• The problem:
Answer with a single number: the count of lines that include the string "Aktiviät".

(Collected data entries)
start

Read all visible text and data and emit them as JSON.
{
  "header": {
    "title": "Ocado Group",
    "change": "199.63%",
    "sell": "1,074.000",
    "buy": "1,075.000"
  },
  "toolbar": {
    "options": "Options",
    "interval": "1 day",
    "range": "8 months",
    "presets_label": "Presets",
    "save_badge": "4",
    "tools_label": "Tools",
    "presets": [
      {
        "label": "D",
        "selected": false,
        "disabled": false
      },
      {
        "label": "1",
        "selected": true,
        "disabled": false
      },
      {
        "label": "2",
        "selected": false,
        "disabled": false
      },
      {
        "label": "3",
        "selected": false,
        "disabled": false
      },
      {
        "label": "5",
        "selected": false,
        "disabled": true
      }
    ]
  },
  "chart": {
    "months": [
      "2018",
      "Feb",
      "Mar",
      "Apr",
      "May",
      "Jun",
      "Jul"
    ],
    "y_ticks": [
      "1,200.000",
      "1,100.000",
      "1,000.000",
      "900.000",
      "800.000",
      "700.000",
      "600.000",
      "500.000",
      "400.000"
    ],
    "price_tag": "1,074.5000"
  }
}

end
start

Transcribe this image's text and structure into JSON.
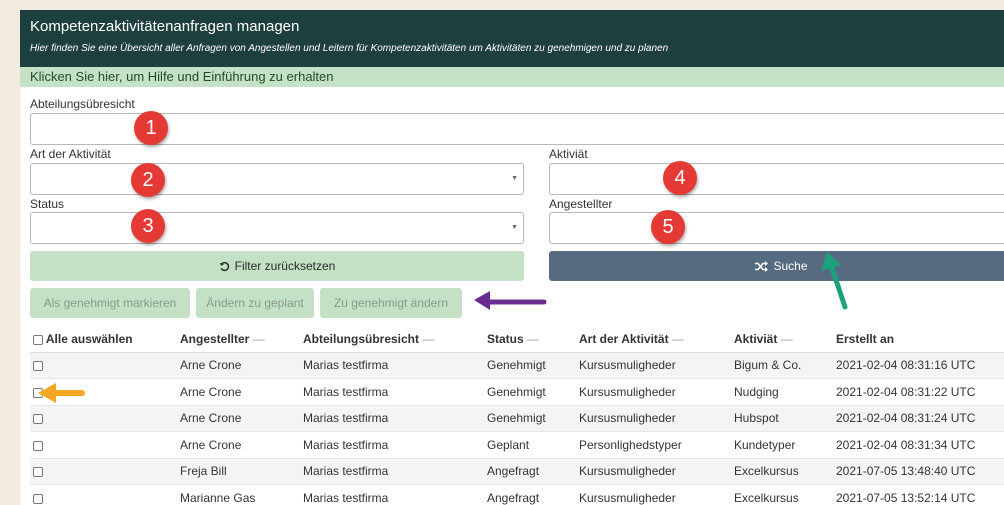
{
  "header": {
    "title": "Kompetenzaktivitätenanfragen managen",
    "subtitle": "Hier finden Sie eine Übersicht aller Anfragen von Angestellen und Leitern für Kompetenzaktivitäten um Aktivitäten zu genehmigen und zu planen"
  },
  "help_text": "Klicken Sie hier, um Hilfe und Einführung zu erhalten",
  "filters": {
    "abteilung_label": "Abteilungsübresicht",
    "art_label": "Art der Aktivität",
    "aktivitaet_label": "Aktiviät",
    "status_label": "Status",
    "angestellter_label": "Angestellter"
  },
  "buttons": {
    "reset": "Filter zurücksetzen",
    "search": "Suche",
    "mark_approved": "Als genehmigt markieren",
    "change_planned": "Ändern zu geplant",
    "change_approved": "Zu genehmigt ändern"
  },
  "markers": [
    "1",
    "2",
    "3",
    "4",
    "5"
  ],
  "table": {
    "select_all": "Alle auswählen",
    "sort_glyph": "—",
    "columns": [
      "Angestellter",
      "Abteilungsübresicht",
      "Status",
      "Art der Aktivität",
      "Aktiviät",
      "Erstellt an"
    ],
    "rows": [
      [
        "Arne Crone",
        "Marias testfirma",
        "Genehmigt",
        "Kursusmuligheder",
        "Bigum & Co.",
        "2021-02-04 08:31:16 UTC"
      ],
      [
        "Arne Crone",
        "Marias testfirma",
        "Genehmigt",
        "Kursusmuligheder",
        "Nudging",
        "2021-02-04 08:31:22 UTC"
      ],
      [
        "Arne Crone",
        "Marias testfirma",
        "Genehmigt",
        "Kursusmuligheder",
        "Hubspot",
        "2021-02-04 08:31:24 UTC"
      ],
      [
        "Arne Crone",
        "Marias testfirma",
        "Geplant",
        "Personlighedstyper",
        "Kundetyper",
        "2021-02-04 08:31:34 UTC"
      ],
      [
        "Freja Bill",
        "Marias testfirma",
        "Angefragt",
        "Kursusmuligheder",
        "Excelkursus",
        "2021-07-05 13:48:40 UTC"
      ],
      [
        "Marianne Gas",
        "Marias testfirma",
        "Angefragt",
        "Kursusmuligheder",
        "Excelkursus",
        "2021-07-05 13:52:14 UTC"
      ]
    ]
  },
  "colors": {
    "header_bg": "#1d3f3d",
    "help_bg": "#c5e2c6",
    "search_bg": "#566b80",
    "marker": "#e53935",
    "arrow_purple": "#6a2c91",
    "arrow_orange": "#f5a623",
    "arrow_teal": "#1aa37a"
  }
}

end
start

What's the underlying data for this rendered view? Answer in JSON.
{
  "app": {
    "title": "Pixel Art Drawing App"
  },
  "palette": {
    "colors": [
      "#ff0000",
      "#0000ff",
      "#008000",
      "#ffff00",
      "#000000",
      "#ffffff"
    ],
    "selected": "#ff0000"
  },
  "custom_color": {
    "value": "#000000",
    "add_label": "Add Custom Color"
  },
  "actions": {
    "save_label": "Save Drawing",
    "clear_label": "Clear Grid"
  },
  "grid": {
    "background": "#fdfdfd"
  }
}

end

• Expected answer:
2